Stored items
>> BEGIN

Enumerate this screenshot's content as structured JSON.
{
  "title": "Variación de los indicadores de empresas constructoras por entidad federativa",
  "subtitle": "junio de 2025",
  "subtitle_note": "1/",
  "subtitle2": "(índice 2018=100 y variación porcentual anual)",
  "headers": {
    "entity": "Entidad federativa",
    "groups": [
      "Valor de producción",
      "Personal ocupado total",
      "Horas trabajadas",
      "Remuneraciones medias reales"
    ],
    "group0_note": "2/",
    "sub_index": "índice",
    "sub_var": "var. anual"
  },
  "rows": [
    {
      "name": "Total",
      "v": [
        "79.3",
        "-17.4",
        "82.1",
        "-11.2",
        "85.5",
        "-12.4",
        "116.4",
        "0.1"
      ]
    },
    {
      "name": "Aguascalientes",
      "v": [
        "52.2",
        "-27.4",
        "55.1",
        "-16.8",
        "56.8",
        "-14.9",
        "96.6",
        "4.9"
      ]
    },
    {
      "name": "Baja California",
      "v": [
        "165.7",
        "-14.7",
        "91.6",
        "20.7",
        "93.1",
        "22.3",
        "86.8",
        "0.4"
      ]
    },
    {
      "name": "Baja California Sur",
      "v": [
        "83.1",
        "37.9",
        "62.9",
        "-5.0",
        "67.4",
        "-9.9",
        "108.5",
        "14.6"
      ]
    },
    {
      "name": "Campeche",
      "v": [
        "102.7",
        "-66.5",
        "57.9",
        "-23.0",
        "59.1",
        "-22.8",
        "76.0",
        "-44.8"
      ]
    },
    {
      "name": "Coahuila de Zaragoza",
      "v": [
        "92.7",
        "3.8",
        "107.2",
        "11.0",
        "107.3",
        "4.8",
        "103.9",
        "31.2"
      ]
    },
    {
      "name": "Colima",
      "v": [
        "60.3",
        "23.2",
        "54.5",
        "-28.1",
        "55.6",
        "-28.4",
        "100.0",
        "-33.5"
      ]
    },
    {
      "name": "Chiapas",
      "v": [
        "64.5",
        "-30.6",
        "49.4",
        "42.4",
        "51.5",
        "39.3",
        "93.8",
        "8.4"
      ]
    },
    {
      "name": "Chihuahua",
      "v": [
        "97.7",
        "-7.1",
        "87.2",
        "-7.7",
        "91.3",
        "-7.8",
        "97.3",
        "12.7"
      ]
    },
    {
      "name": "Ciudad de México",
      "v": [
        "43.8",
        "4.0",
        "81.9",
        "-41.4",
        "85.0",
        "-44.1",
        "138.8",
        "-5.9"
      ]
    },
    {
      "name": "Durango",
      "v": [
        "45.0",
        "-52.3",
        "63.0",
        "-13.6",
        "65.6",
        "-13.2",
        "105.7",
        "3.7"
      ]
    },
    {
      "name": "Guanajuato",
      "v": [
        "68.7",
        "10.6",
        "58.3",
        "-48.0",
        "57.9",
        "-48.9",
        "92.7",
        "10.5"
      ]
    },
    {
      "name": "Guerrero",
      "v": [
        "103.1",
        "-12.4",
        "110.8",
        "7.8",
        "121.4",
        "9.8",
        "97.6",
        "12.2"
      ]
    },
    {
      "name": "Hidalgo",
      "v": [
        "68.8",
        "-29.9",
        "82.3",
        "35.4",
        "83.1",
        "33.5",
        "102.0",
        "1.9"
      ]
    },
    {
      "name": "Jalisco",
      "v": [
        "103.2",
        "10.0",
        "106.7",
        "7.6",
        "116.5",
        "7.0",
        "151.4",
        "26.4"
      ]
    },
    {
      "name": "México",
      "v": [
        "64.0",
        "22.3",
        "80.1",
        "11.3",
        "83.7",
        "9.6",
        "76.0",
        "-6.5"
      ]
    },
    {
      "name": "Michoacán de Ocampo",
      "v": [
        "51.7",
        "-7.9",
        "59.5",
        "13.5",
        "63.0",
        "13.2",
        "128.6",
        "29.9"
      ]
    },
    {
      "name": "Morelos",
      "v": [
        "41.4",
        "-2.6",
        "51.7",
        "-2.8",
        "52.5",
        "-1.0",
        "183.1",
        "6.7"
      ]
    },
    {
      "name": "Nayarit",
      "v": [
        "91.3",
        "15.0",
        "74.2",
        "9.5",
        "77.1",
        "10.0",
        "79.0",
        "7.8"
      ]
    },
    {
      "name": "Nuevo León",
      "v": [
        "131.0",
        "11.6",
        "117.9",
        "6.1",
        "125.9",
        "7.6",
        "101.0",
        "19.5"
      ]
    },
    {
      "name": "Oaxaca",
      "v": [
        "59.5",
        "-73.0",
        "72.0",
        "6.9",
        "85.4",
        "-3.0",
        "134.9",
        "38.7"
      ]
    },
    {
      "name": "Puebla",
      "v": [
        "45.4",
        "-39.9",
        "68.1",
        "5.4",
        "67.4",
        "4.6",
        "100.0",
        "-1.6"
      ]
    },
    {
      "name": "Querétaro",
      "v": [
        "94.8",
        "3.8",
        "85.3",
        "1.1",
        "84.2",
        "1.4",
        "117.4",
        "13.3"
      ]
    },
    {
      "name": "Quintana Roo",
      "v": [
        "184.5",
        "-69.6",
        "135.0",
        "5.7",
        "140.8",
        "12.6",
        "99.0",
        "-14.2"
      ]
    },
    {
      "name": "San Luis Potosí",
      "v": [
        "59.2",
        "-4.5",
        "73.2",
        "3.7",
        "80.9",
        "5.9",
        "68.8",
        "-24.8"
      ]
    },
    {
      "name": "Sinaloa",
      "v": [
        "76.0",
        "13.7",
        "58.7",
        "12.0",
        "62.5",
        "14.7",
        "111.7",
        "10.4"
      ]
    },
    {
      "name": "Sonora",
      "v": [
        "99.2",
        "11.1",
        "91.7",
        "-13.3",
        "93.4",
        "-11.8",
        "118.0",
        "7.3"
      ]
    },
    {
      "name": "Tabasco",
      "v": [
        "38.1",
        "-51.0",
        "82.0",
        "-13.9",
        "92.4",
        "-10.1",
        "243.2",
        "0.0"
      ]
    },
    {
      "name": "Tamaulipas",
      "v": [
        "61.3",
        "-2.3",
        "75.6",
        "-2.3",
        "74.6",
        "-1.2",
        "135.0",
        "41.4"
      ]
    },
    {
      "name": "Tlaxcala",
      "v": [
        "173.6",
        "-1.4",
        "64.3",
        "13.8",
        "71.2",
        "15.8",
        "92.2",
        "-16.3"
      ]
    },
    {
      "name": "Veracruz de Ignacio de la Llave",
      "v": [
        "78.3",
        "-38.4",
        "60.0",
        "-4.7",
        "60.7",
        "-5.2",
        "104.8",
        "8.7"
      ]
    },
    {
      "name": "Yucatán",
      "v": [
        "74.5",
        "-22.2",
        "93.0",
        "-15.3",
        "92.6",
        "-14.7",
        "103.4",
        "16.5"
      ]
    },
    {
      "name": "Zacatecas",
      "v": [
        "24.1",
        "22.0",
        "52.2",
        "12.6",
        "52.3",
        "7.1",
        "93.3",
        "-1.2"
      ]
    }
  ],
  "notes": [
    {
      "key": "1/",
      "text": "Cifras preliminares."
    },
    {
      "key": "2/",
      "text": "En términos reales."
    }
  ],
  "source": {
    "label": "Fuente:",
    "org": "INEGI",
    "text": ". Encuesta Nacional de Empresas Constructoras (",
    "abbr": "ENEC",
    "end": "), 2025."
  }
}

>> END

__Do this__: Return the material exactly as it stands.

__Finished task__:
Enumerate this screenshot's content as structured JSON.
{
  "title": "Variación de los indicadores de empresas constructoras por entidad federativa",
  "subtitle": "junio de 2025",
  "subtitle_note": "1/",
  "subtitle2": "(índice 2018=100 y variación porcentual anual)",
  "headers": {
    "entity": "Entidad federativa",
    "groups": [
      "Valor de producción",
      "Personal ocupado total",
      "Horas trabajadas",
      "Remuneraciones medias reales"
    ],
    "group0_note": "2/",
    "sub_index": "índice",
    "sub_var": "var. anual"
  },
  "rows": [
    {
      "name": "Total",
      "v": [
        "79.3",
        "-17.4",
        "82.1",
        "-11.2",
        "85.5",
        "-12.4",
        "116.4",
        "0.1"
      ]
    },
    {
      "name": "Aguascalientes",
      "v": [
        "52.2",
        "-27.4",
        "55.1",
        "-16.8",
        "56.8",
        "-14.9",
        "96.6",
        "4.9"
      ]
    },
    {
      "name": "Baja California",
      "v": [
        "165.7",
        "-14.7",
        "91.6",
        "20.7",
        "93.1",
        "22.3",
        "86.8",
        "0.4"
      ]
    },
    {
      "name": "Baja California Sur",
      "v": [
        "83.1",
        "37.9",
        "62.9",
        "-5.0",
        "67.4",
        "-9.9",
        "108.5",
        "14.6"
      ]
    },
    {
      "name": "Campeche",
      "v": [
        "102.7",
        "-66.5",
        "57.9",
        "-23.0",
        "59.1",
        "-22.8",
        "76.0",
        "-44.8"
      ]
    },
    {
      "name": "Coahuila de Zaragoza",
      "v": [
        "92.7",
        "3.8",
        "107.2",
        "11.0",
        "107.3",
        "4.8",
        "103.9",
        "31.2"
      ]
    },
    {
      "name": "Colima",
      "v": [
        "60.3",
        "23.2",
        "54.5",
        "-28.1",
        "55.6",
        "-28.4",
        "100.0",
        "-33.5"
      ]
    },
    {
      "name": "Chiapas",
      "v": [
        "64.5",
        "-30.6",
        "49.4",
        "42.4",
        "51.5",
        "39.3",
        "93.8",
        "8.4"
      ]
    },
    {
      "name": "Chihuahua",
      "v": [
        "97.7",
        "-7.1",
        "87.2",
        "-7.7",
        "91.3",
        "-7.8",
        "97.3",
        "12.7"
      ]
    },
    {
      "name": "Ciudad de México",
      "v": [
        "43.8",
        "4.0",
        "81.9",
        "-41.4",
        "85.0",
        "-44.1",
        "138.8",
        "-5.9"
      ]
    },
    {
      "name": "Durango",
      "v": [
        "45.0",
        "-52.3",
        "63.0",
        "-13.6",
        "65.6",
        "-13.2",
        "105.7",
        "3.7"
      ]
    },
    {
      "name": "Guanajuato",
      "v": [
        "68.7",
        "10.6",
        "58.3",
        "-48.0",
        "57.9",
        "-48.9",
        "92.7",
        "10.5"
      ]
    },
    {
      "name": "Guerrero",
      "v": [
        "103.1",
        "-12.4",
        "110.8",
        "7.8",
        "121.4",
        "9.8",
        "97.6",
        "12.2"
      ]
    },
    {
      "name": "Hidalgo",
      "v": [
        "68.8",
        "-29.9",
        "82.3",
        "35.4",
        "83.1",
        "33.5",
        "102.0",
        "1.9"
      ]
    },
    {
      "name": "Jalisco",
      "v": [
        "103.2",
        "10.0",
        "106.7",
        "7.6",
        "116.5",
        "7.0",
        "151.4",
        "26.4"
      ]
    },
    {
      "name": "México",
      "v": [
        "64.0",
        "22.3",
        "80.1",
        "11.3",
        "83.7",
        "9.6",
        "76.0",
        "-6.5"
      ]
    },
    {
      "name": "Michoacán de Ocampo",
      "v": [
        "51.7",
        "-7.9",
        "59.5",
        "13.5",
        "63.0",
        "13.2",
        "128.6",
        "29.9"
      ]
    },
    {
      "name": "Morelos",
      "v": [
        "41.4",
        "-2.6",
        "51.7",
        "-2.8",
        "52.5",
        "-1.0",
        "183.1",
        "6.7"
      ]
    },
    {
      "name": "Nayarit",
      "v": [
        "91.3",
        "15.0",
        "74.2",
        "9.5",
        "77.1",
        "10.0",
        "79.0",
        "7.8"
      ]
    },
    {
      "name": "Nuevo León",
      "v": [
        "131.0",
        "11.6",
        "117.9",
        "6.1",
        "125.9",
        "7.6",
        "101.0",
        "19.5"
      ]
    },
    {
      "name": "Oaxaca",
      "v": [
        "59.5",
        "-73.0",
        "72.0",
        "6.9",
        "85.4",
        "-3.0",
        "134.9",
        "38.7"
      ]
    },
    {
      "name": "Puebla",
      "v": [
        "45.4",
        "-39.9",
        "68.1",
        "5.4",
        "67.4",
        "4.6",
        "100.0",
        "-1.6"
      ]
    },
    {
      "name": "Querétaro",
      "v": [
        "94.8",
        "3.8",
        "85.3",
        "1.1",
        "84.2",
        "1.4",
        "117.4",
        "13.3"
      ]
    },
    {
      "name": "Quintana Roo",
      "v": [
        "184.5",
        "-69.6",
        "135.0",
        "5.7",
        "140.8",
        "12.6",
        "99.0",
        "-14.2"
      ]
    },
    {
      "name": "San Luis Potosí",
      "v": [
        "59.2",
        "-4.5",
        "73.2",
        "3.7",
        "80.9",
        "5.9",
        "68.8",
        "-24.8"
      ]
    },
    {
      "name": "Sinaloa",
      "v": [
        "76.0",
        "13.7",
        "58.7",
        "12.0",
        "62.5",
        "14.7",
        "111.7",
        "10.4"
      ]
    },
    {
      "name": "Sonora",
      "v": [
        "99.2",
        "11.1",
        "91.7",
        "-13.3",
        "93.4",
        "-11.8",
        "118.0",
        "7.3"
      ]
    },
    {
      "name": "Tabasco",
      "v": [
        "38.1",
        "-51.0",
        "82.0",
        "-13.9",
        "92.4",
        "-10.1",
        "243.2",
        "0.0"
      ]
    },
    {
      "name": "Tamaulipas",
      "v": [
        "61.3",
        "-2.3",
        "75.6",
        "-2.3",
        "74.6",
        "-1.2",
        "135.0",
        "41.4"
      ]
    },
    {
      "name": "Tlaxcala",
      "v": [
        "173.6",
        "-1.4",
        "64.3",
        "13.8",
        "71.2",
        "15.8",
        "92.2",
        "-16.3"
      ]
    },
    {
      "name": "Veracruz de Ignacio de la Llave",
      "v": [
        "78.3",
        "-38.4",
        "60.0",
        "-4.7",
        "60.7",
        "-5.2",
        "104.8",
        "8.7"
      ]
    },
    {
      "name": "Yucatán",
      "v": [
        "74.5",
        "-22.2",
        "93.0",
        "-15.3",
        "92.6",
        "-14.7",
        "103.4",
        "16.5"
      ]
    },
    {
      "name": "Zacatecas",
      "v": [
        "24.1",
        "22.0",
        "52.2",
        "12.6",
        "52.3",
        "7.1",
        "93.3",
        "-1.2"
      ]
    }
  ],
  "notes": [
    {
      "key": "1/",
      "text": "Cifras preliminares."
    },
    {
      "key": "2/",
      "text": "En términos reales."
    }
  ],
  "source": {
    "label": "Fuente:",
    "org": "INEGI",
    "text": ". Encuesta Nacional de Empresas Constructoras (",
    "abbr": "ENEC",
    "end": "), 2025."
  }
}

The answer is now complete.